• **GOAL**
Nothing in the data should change when you return it, but leave the pictures out.

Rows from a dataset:
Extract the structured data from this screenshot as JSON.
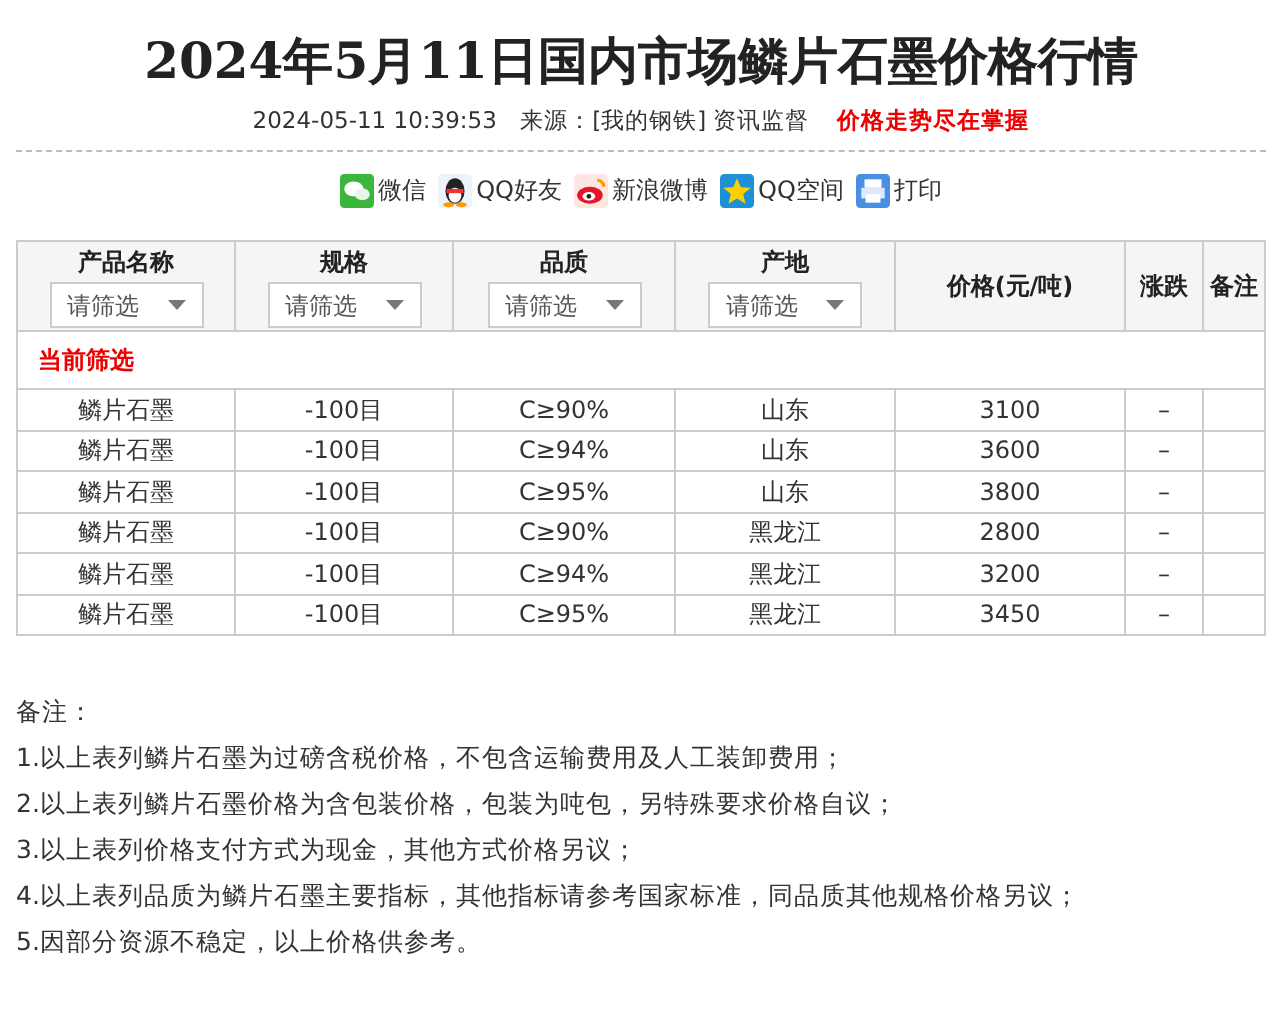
{
  "title": "2024年5月11日国内市场鳞片石墨价格行情",
  "meta": {
    "datetime": "2024-05-11 10:39:53",
    "source": "来源：[我的钢铁] 资讯监督",
    "slogan": "价格走势尽在掌握"
  },
  "share": [
    {
      "kind": "wechat",
      "label": "微信"
    },
    {
      "kind": "qq",
      "label": "QQ好友"
    },
    {
      "kind": "weibo",
      "label": "新浪微博"
    },
    {
      "kind": "qzone",
      "label": "QQ空间"
    },
    {
      "kind": "print",
      "label": "打印"
    }
  ],
  "table": {
    "columns": [
      {
        "label": "产品名称",
        "filter": "请筛选"
      },
      {
        "label": "规格",
        "filter": "请筛选"
      },
      {
        "label": "品质",
        "filter": "请筛选"
      },
      {
        "label": "产地",
        "filter": "请筛选"
      },
      {
        "label": "价格(元/吨)"
      },
      {
        "label": "涨跌"
      },
      {
        "label": "备注"
      }
    ],
    "filter_label": "当前筛选",
    "rows": [
      [
        "鳞片石墨",
        "-100目",
        "C≥90%",
        "山东",
        "3100",
        "–",
        ""
      ],
      [
        "鳞片石墨",
        "-100目",
        "C≥94%",
        "山东",
        "3600",
        "–",
        ""
      ],
      [
        "鳞片石墨",
        "-100目",
        "C≥95%",
        "山东",
        "3800",
        "–",
        ""
      ],
      [
        "鳞片石墨",
        "-100目",
        "C≥90%",
        "黑龙江",
        "2800",
        "–",
        ""
      ],
      [
        "鳞片石墨",
        "-100目",
        "C≥94%",
        "黑龙江",
        "3200",
        "–",
        ""
      ],
      [
        "鳞片石墨",
        "-100目",
        "C≥95%",
        "黑龙江",
        "3450",
        "–",
        ""
      ]
    ]
  },
  "notes": {
    "heading": "备注：",
    "items": [
      "1.以上表列鳞片石墨为过磅含税价格，不包含运输费用及人工装卸费用；",
      "2.以上表列鳞片石墨价格为含包装价格，包装为吨包，另特殊要求价格自议；",
      "3.以上表列价格支付方式为现金，其他方式价格另议；",
      "4.以上表列品质为鳞片石墨主要指标，其他指标请参考国家标准，同品质其他规格价格另议；",
      "5.因部分资源不稳定，以上价格供参考。"
    ]
  }
}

• **THE RESULT**
Extract the structured data from this screenshot as JSON.
{
  "title": "2024年5月11日国内市场鳞片石墨价格行情",
  "meta": {
    "datetime": "2024-05-11 10:39:53",
    "source": "来源：[我的钢铁] 资讯监督",
    "slogan": "价格走势尽在掌握"
  },
  "share": [
    {
      "kind": "wechat",
      "label": "微信"
    },
    {
      "kind": "qq",
      "label": "QQ好友"
    },
    {
      "kind": "weibo",
      "label": "新浪微博"
    },
    {
      "kind": "qzone",
      "label": "QQ空间"
    },
    {
      "kind": "print",
      "label": "打印"
    }
  ],
  "table": {
    "columns": [
      {
        "label": "产品名称",
        "filter": "请筛选"
      },
      {
        "label": "规格",
        "filter": "请筛选"
      },
      {
        "label": "品质",
        "filter": "请筛选"
      },
      {
        "label": "产地",
        "filter": "请筛选"
      },
      {
        "label": "价格(元/吨)"
      },
      {
        "label": "涨跌"
      },
      {
        "label": "备注"
      }
    ],
    "filter_label": "当前筛选",
    "rows": [
      [
        "鳞片石墨",
        "-100目",
        "C≥90%",
        "山东",
        "3100",
        "–",
        ""
      ],
      [
        "鳞片石墨",
        "-100目",
        "C≥94%",
        "山东",
        "3600",
        "–",
        ""
      ],
      [
        "鳞片石墨",
        "-100目",
        "C≥95%",
        "山东",
        "3800",
        "–",
        ""
      ],
      [
        "鳞片石墨",
        "-100目",
        "C≥90%",
        "黑龙江",
        "2800",
        "–",
        ""
      ],
      [
        "鳞片石墨",
        "-100目",
        "C≥94%",
        "黑龙江",
        "3200",
        "–",
        ""
      ],
      [
        "鳞片石墨",
        "-100目",
        "C≥95%",
        "黑龙江",
        "3450",
        "–",
        ""
      ]
    ]
  },
  "notes": {
    "heading": "备注：",
    "items": [
      "1.以上表列鳞片石墨为过磅含税价格，不包含运输费用及人工装卸费用；",
      "2.以上表列鳞片石墨价格为含包装价格，包装为吨包，另特殊要求价格自议；",
      "3.以上表列价格支付方式为现金，其他方式价格另议；",
      "4.以上表列品质为鳞片石墨主要指标，其他指标请参考国家标准，同品质其他规格价格另议；",
      "5.因部分资源不稳定，以上价格供参考。"
    ]
  }
}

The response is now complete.